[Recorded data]
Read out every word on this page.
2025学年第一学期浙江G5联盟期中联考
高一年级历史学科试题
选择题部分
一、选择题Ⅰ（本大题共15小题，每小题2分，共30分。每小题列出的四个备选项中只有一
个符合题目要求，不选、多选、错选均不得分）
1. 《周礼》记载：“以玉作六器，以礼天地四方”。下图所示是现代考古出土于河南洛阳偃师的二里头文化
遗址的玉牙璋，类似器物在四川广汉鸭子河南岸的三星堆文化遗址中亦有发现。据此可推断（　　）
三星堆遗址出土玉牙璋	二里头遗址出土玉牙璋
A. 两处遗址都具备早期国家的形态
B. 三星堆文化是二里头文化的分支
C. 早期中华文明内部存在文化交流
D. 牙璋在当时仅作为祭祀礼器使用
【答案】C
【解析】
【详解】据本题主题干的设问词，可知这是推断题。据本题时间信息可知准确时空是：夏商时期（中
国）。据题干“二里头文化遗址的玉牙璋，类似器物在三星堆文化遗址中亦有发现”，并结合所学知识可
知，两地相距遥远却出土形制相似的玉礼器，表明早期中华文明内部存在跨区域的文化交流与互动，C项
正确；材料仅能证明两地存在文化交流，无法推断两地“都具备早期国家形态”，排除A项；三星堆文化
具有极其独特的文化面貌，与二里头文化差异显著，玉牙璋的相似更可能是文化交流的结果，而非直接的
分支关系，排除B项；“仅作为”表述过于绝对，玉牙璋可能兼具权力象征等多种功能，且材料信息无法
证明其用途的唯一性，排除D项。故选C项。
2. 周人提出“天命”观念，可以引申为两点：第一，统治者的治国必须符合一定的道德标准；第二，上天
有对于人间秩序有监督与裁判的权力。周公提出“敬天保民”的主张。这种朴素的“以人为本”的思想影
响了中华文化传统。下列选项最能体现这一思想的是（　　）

◆ Written task: Nothing in the listing may be changed; retype it all exactly.

◆ The result:
Read out every word on this page.
2025学年第一学期浙江G5联盟期中联考
高一年级历史学科试题
选择题部分
一、选择题Ⅰ（本大题共15小题，每小题2分，共30分。每小题列出的四个备选项中只有一
个符合题目要求，不选、多选、错选均不得分）
1. 《周礼》记载：“以玉作六器，以礼天地四方”。下图所示是现代考古出土于河南洛阳偃师的二里头文化
遗址的玉牙璋，类似器物在四川广汉鸭子河南岸的三星堆文化遗址中亦有发现。据此可推断（　　）
三星堆遗址出土玉牙璋	二里头遗址出土玉牙璋
A. 两处遗址都具备早期国家的形态
B. 三星堆文化是二里头文化的分支
C. 早期中华文明内部存在文化交流
D. 牙璋在当时仅作为祭祀礼器使用
【答案】C
【解析】
【详解】据本题主题干的设问词，可知这是推断题。据本题时间信息可知准确时空是：夏商时期（中
国）。据题干“二里头文化遗址的玉牙璋，类似器物在三星堆文化遗址中亦有发现”，并结合所学知识可
知，两地相距遥远却出土形制相似的玉礼器，表明早期中华文明内部存在跨区域的文化交流与互动，C项
正确；材料仅能证明两地存在文化交流，无法推断两地“都具备早期国家形态”，排除A项；三星堆文化
具有极其独特的文化面貌，与二里头文化差异显著，玉牙璋的相似更可能是文化交流的结果，而非直接的
分支关系，排除B项；“仅作为”表述过于绝对，玉牙璋可能兼具权力象征等多种功能，且材料信息无法
证明其用途的唯一性，排除D项。故选C项。
2. 周人提出“天命”观念，可以引申为两点：第一，统治者的治国必须符合一定的道德标准；第二，上天
有对于人间秩序有监督与裁判的权力。周公提出“敬天保民”的主张。这种朴素的“以人为本”的思想影
响了中华文化传统。下列选项最能体现这一思想的是（　　）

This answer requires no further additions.